Dataset records:
+-------+

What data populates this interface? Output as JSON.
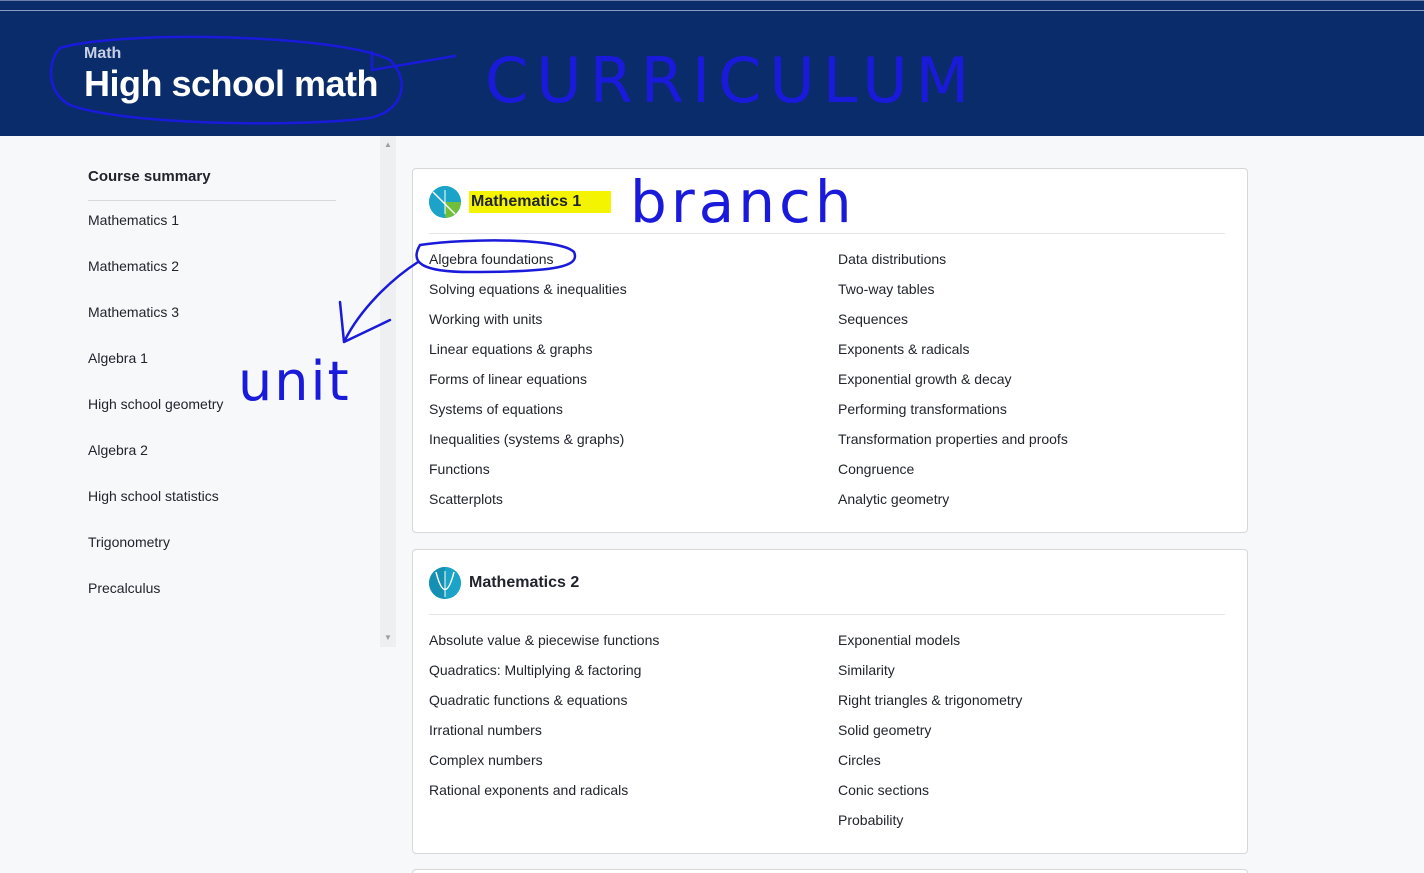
{
  "header": {
    "breadcrumb": "Math",
    "title": "High school math",
    "background_color": "#0b2c6b"
  },
  "sidebar": {
    "heading": "Course summary",
    "items": [
      "Mathematics 1",
      "Mathematics 2",
      "Mathematics 3",
      "Algebra 1",
      "High school geometry",
      "Algebra 2",
      "High school statistics",
      "Trigonometry",
      "Precalculus"
    ]
  },
  "courses": [
    {
      "title": "Mathematics 1",
      "icon": "math1-course-icon",
      "units_left": [
        "Algebra foundations",
        "Solving equations & inequalities",
        "Working with units",
        "Linear equations & graphs",
        "Forms of linear equations",
        "Systems of equations",
        "Inequalities (systems & graphs)",
        "Functions",
        "Scatterplots"
      ],
      "units_right": [
        "Data distributions",
        "Two-way tables",
        "Sequences",
        "Exponents & radicals",
        "Exponential growth & decay",
        "Performing transformations",
        "Transformation properties and proofs",
        "Congruence",
        "Analytic geometry"
      ]
    },
    {
      "title": "Mathematics 2",
      "icon": "math2-course-icon",
      "units_left": [
        "Absolute value & piecewise functions",
        "Quadratics: Multiplying & factoring",
        "Quadratic functions & equations",
        "Irrational numbers",
        "Complex numbers",
        "Rational exponents and radicals"
      ],
      "units_right": [
        "Exponential models",
        "Similarity",
        "Right triangles & trigonometry",
        "Solid geometry",
        "Circles",
        "Conic sections",
        "Probability"
      ]
    }
  ],
  "annotations": {
    "curriculum_note": "CURRICULUM",
    "branch_note": "branch",
    "unit_note": "unit",
    "ink_color": "#1a1adb",
    "highlight_color": "#f4f400"
  }
}
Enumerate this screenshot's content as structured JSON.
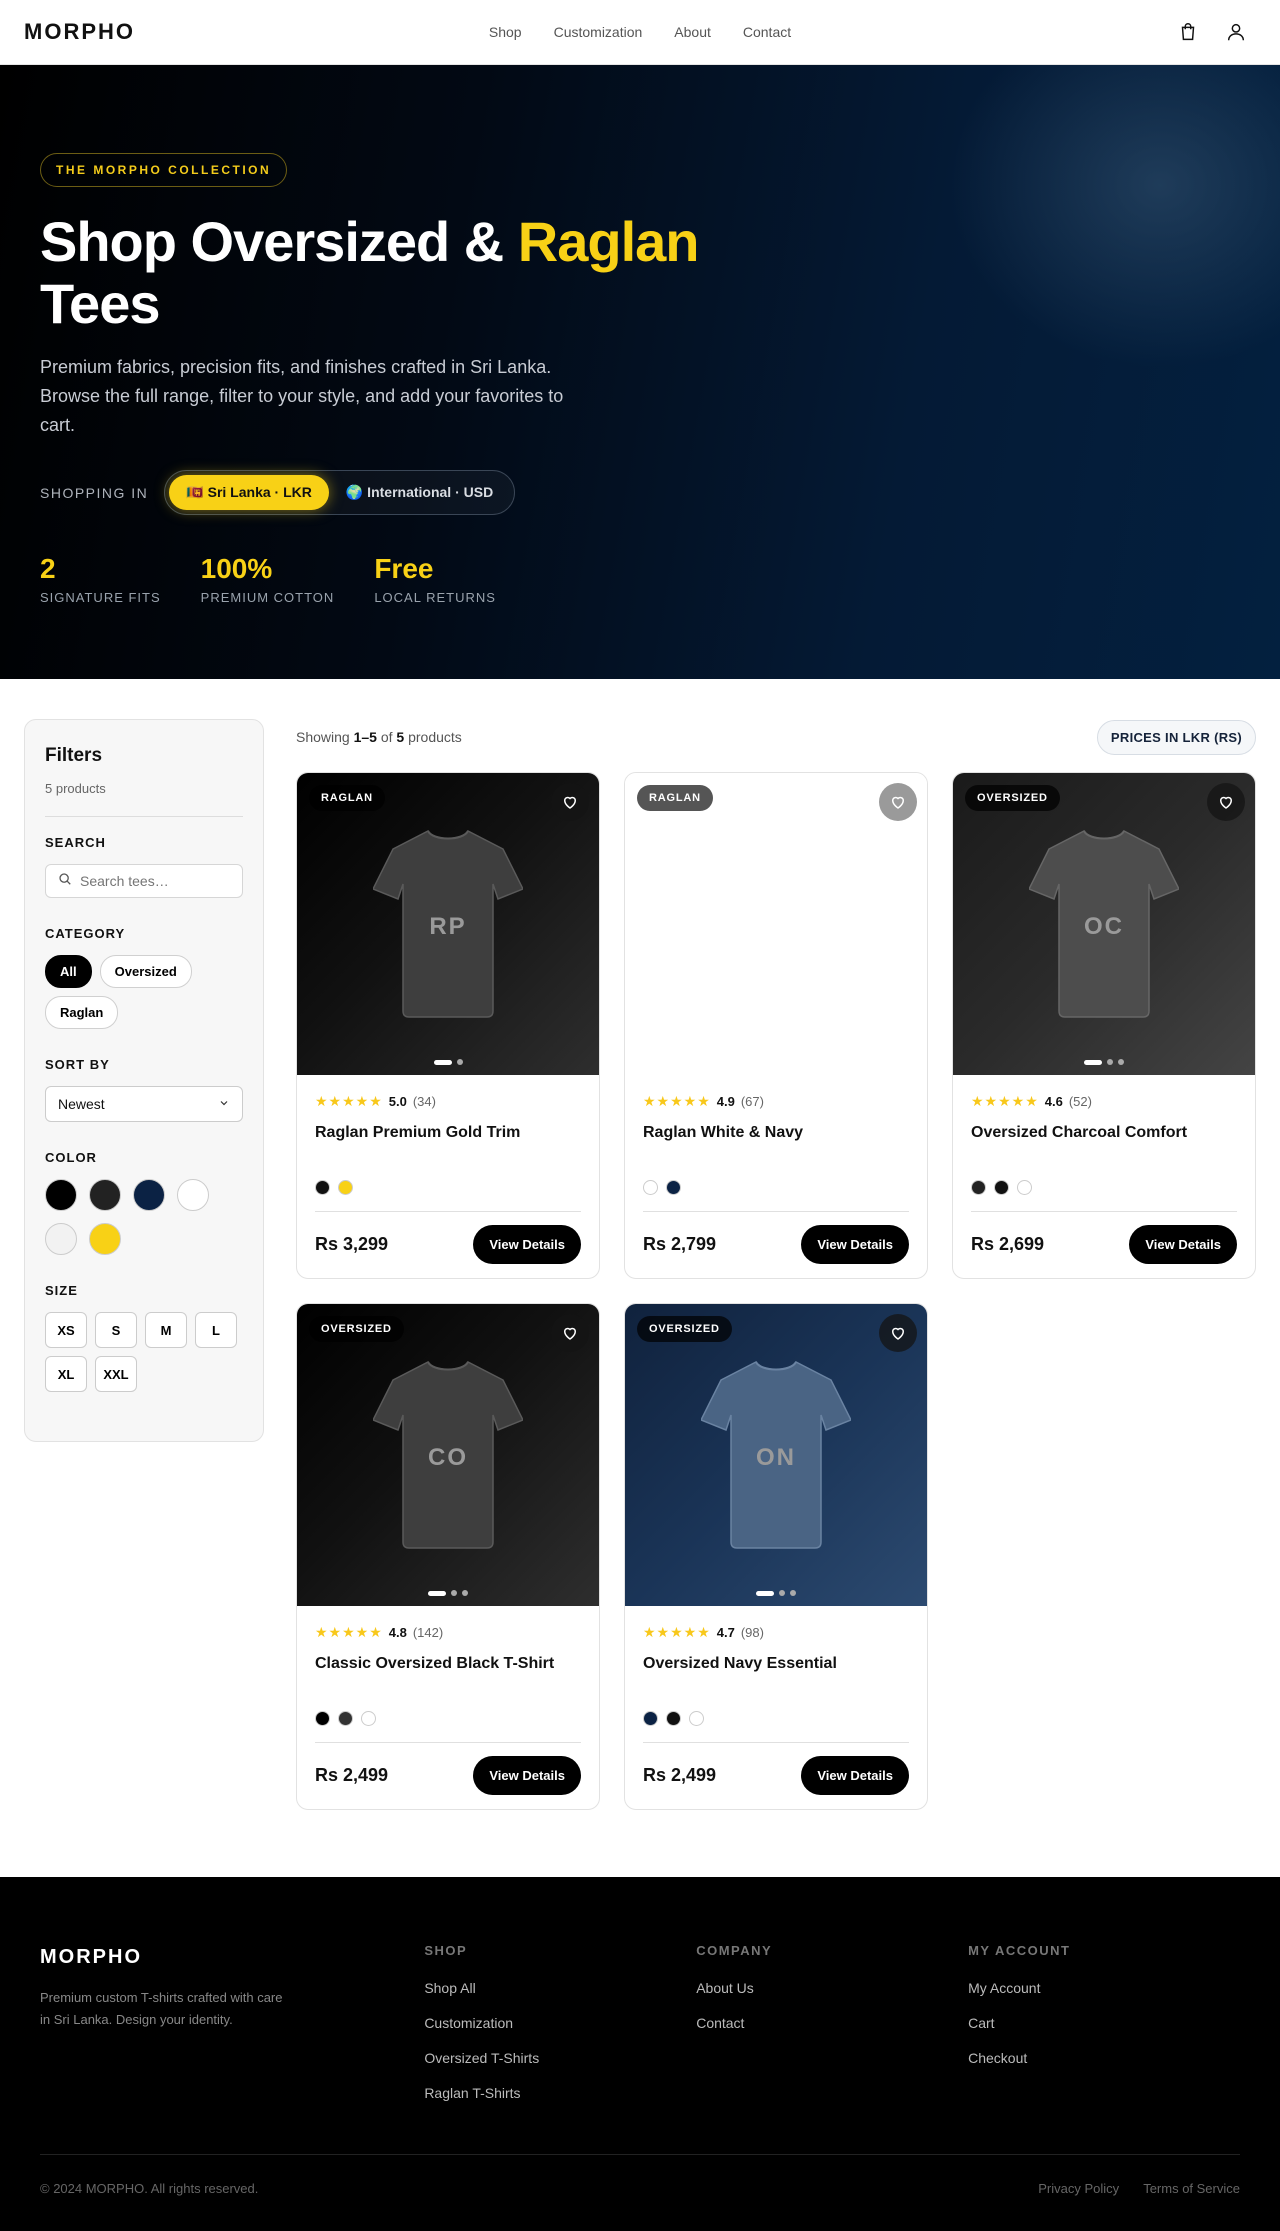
{
  "nav": {
    "logo": "MORPHO",
    "links": [
      "Shop",
      "Customization",
      "About",
      "Contact"
    ],
    "icons": [
      "cart-icon",
      "user-icon"
    ]
  },
  "hero": {
    "pill": "THE MORPHO COLLECTION",
    "title_line1": "Shop Oversized & ",
    "title_highlight": "Raglan",
    "title_line2": "Tees",
    "description": "Premium fabrics, precision fits, and finishes crafted in Sri Lanka. Browse the full range, filter to your style, and add your favorites to cart.",
    "shopping_in_label": "SHOPPING IN",
    "region_options": [
      "🇱🇰 Sri Lanka · LKR",
      "🌍 International · USD"
    ],
    "region_selected": "🇱🇰 Sri Lanka · LKR",
    "stats": [
      {
        "value": "2",
        "label": "SIGNATURE FITS"
      },
      {
        "value": "100%",
        "label": "PREMIUM COTTON"
      },
      {
        "value": "Free",
        "label": "LOCAL RETURNS"
      }
    ],
    "accent_color": "#f8d116"
  },
  "filters": {
    "title": "Filters",
    "count_text": "5 products",
    "search_label": "SEARCH",
    "search_placeholder": "Search tees…",
    "category_label": "CATEGORY",
    "categories": [
      "All",
      "Oversized",
      "Raglan"
    ],
    "category_selected": "All",
    "sort_label": "SORT BY",
    "sort_value": "Newest",
    "color_label": "COLOR",
    "colors": [
      "#000000",
      "#222222",
      "#0b2244",
      "#ffffff",
      "#f2f2f2",
      "#f8d116"
    ],
    "size_label": "SIZE",
    "sizes": [
      "XS",
      "S",
      "M",
      "L",
      "XL",
      "XXL"
    ]
  },
  "results": {
    "showing_prefix": "Showing ",
    "range": "1–5",
    "of": " of ",
    "total": "5",
    "suffix": " products",
    "price_badge": "PRICES IN LKR (RS)"
  },
  "products": [
    {
      "badge": "RAGLAN",
      "initials": "RP",
      "rating": "5.0",
      "reviews": "(34)",
      "name": "Raglan Premium Gold Trim",
      "colors": [
        "#111111",
        "#f8d116"
      ],
      "price": "Rs 3,299",
      "button": "View Details",
      "bg": "dark",
      "images": 2
    },
    {
      "badge": "RAGLAN",
      "initials": "",
      "rating": "4.9",
      "reviews": "(67)",
      "name": "Raglan White & Navy",
      "colors": [
        "#ffffff",
        "#0b2244"
      ],
      "price": "Rs 2,799",
      "button": "View Details",
      "bg": "white",
      "images": 0
    },
    {
      "badge": "OVERSIZED",
      "initials": "OC",
      "rating": "4.6",
      "reviews": "(52)",
      "name": "Oversized Charcoal Comfort",
      "colors": [
        "#222222",
        "#111111",
        "#ffffff"
      ],
      "price": "Rs 2,699",
      "button": "View Details",
      "bg": "charcoal",
      "images": 3
    },
    {
      "badge": "OVERSIZED",
      "initials": "CO",
      "rating": "4.8",
      "reviews": "(142)",
      "name": "Classic Oversized Black T-Shirt",
      "colors": [
        "#000000",
        "#333333",
        "#ffffff"
      ],
      "price": "Rs 2,499",
      "button": "View Details",
      "bg": "dark",
      "images": 3
    },
    {
      "badge": "OVERSIZED",
      "initials": "ON",
      "rating": "4.7",
      "reviews": "(98)",
      "name": "Oversized Navy Essential",
      "colors": [
        "#0b2244",
        "#111111",
        "#ffffff"
      ],
      "price": "Rs 2,499",
      "button": "View Details",
      "bg": "navy",
      "images": 3
    }
  ],
  "footer": {
    "logo": "MORPHO",
    "tagline": "Premium custom T-shirts crafted with care in Sri Lanka. Design your identity.",
    "cols": [
      {
        "title": "SHOP",
        "links": [
          "Shop All",
          "Customization",
          "Oversized T-Shirts",
          "Raglan T-Shirts"
        ]
      },
      {
        "title": "COMPANY",
        "links": [
          "About Us",
          "Contact"
        ]
      },
      {
        "title": "MY ACCOUNT",
        "links": [
          "My Account",
          "Cart",
          "Checkout"
        ]
      }
    ],
    "copyright": "© 2024 MORPHO. All rights reserved.",
    "legal": [
      "Privacy Policy",
      "Terms of Service"
    ]
  }
}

+-------+

• _Directions for this task_
Give every record again exactly, apart from the pictures, which stay out.

• _Completed task_
What data populates this interface? Output as JSON.
{
  "header": {
    "breadcrumb": "Math",
    "title": "High school math",
    "background_color": "#0b2c6b"
  },
  "sidebar": {
    "heading": "Course summary",
    "items": [
      "Mathematics 1",
      "Mathematics 2",
      "Mathematics 3",
      "Algebra 1",
      "High school geometry",
      "Algebra 2",
      "High school statistics",
      "Trigonometry",
      "Precalculus"
    ]
  },
  "courses": [
    {
      "title": "Mathematics 1",
      "icon": "math1-course-icon",
      "units_left": [
        "Algebra foundations",
        "Solving equations & inequalities",
        "Working with units",
        "Linear equations & graphs",
        "Forms of linear equations",
        "Systems of equations",
        "Inequalities (systems & graphs)",
        "Functions",
        "Scatterplots"
      ],
      "units_right": [
        "Data distributions",
        "Two-way tables",
        "Sequences",
        "Exponents & radicals",
        "Exponential growth & decay",
        "Performing transformations",
        "Transformation properties and proofs",
        "Congruence",
        "Analytic geometry"
      ]
    },
    {
      "title": "Mathematics 2",
      "icon": "math2-course-icon",
      "units_left": [
        "Absolute value & piecewise functions",
        "Quadratics: Multiplying & factoring",
        "Quadratic functions & equations",
        "Irrational numbers",
        "Complex numbers",
        "Rational exponents and radicals"
      ],
      "units_right": [
        "Exponential models",
        "Similarity",
        "Right triangles & trigonometry",
        "Solid geometry",
        "Circles",
        "Conic sections",
        "Probability"
      ]
    }
  ],
  "annotations": {
    "curriculum_note": "CURRICULUM",
    "branch_note": "branch",
    "unit_note": "unit",
    "ink_color": "#1a1adb",
    "highlight_color": "#f4f400"
  }
}
Enumerate this screenshot's content as structured JSON.
{
  "nav": {
    "logo": "MORPHO",
    "links": [
      "Shop",
      "Customization",
      "About",
      "Contact"
    ],
    "icons": [
      "cart-icon",
      "user-icon"
    ]
  },
  "hero": {
    "pill": "THE MORPHO COLLECTION",
    "title_line1": "Shop Oversized & ",
    "title_highlight": "Raglan",
    "title_line2": "Tees",
    "description": "Premium fabrics, precision fits, and finishes crafted in Sri Lanka. Browse the full range, filter to your style, and add your favorites to cart.",
    "shopping_in_label": "SHOPPING IN",
    "region_options": [
      "🇱🇰 Sri Lanka · LKR",
      "🌍 International · USD"
    ],
    "region_selected": "🇱🇰 Sri Lanka · LKR",
    "stats": [
      {
        "value": "2",
        "label": "SIGNATURE FITS"
      },
      {
        "value": "100%",
        "label": "PREMIUM COTTON"
      },
      {
        "value": "Free",
        "label": "LOCAL RETURNS"
      }
    ],
    "accent_color": "#f8d116"
  },
  "filters": {
    "title": "Filters",
    "count_text": "5 products",
    "search_label": "SEARCH",
    "search_placeholder": "Search tees…",
    "category_label": "CATEGORY",
    "categories": [
      "All",
      "Oversized",
      "Raglan"
    ],
    "category_selected": "All",
    "sort_label": "SORT BY",
    "sort_value": "Newest",
    "color_label": "COLOR",
    "colors": [
      "#000000",
      "#222222",
      "#0b2244",
      "#ffffff",
      "#f2f2f2",
      "#f8d116"
    ],
    "size_label": "SIZE",
    "sizes": [
      "XS",
      "S",
      "M",
      "L",
      "XL",
      "XXL"
    ]
  },
  "results": {
    "showing_prefix": "Showing ",
    "range": "1–5",
    "of": " of ",
    "total": "5",
    "suffix": " products",
    "price_badge": "PRICES IN LKR (RS)"
  },
  "products": [
    {
      "badge": "RAGLAN",
      "initials": "RP",
      "rating": "5.0",
      "reviews": "(34)",
      "name": "Raglan Premium Gold Trim",
      "colors": [
        "#111111",
        "#f8d116"
      ],
      "price": "Rs 3,299",
      "button": "View Details",
      "bg": "dark",
      "images": 2
    },
    {
      "badge": "RAGLAN",
      "initials": "",
      "rating": "4.9",
      "reviews": "(67)",
      "name": "Raglan White & Navy",
      "colors": [
        "#ffffff",
        "#0b2244"
      ],
      "price": "Rs 2,799",
      "button": "View Details",
      "bg": "white",
      "images": 0
    },
    {
      "badge": "OVERSIZED",
      "initials": "OC",
      "rating": "4.6",
      "reviews": "(52)",
      "name": "Oversized Charcoal Comfort",
      "colors": [
        "#222222",
        "#111111",
        "#ffffff"
      ],
      "price": "Rs 2,699",
      "button": "View Details",
      "bg": "charcoal",
      "images": 3
    },
    {
      "badge": "OVERSIZED",
      "initials": "CO",
      "rating": "4.8",
      "reviews": "(142)",
      "name": "Classic Oversized Black T-Shirt",
      "colors": [
        "#000000",
        "#333333",
        "#ffffff"
      ],
      "price": "Rs 2,499",
      "button": "View Details",
      "bg": "dark",
      "images": 3
    },
    {
      "badge": "OVERSIZED",
      "initials": "ON",
      "rating": "4.7",
      "reviews": "(98)",
      "name": "Oversized Navy Essential",
      "colors": [
        "#0b2244",
        "#111111",
        "#ffffff"
      ],
      "price": "Rs 2,499",
      "button": "View Details",
      "bg": "navy",
      "images": 3
    }
  ],
  "footer": {
    "logo": "MORPHO",
    "tagline": "Premium custom T-shirts crafted with care in Sri Lanka. Design your identity.",
    "cols": [
      {
        "title": "SHOP",
        "links": [
          "Shop All",
          "Customization",
          "Oversized T-Shirts",
          "Raglan T-Shirts"
        ]
      },
      {
        "title": "COMPANY",
        "links": [
          "About Us",
          "Contact"
        ]
      },
      {
        "title": "MY ACCOUNT",
        "links": [
          "My Account",
          "Cart",
          "Checkout"
        ]
      }
    ],
    "copyright": "© 2024 MORPHO. All rights reserved.",
    "legal": [
      "Privacy Policy",
      "Terms of Service"
    ]
  }
}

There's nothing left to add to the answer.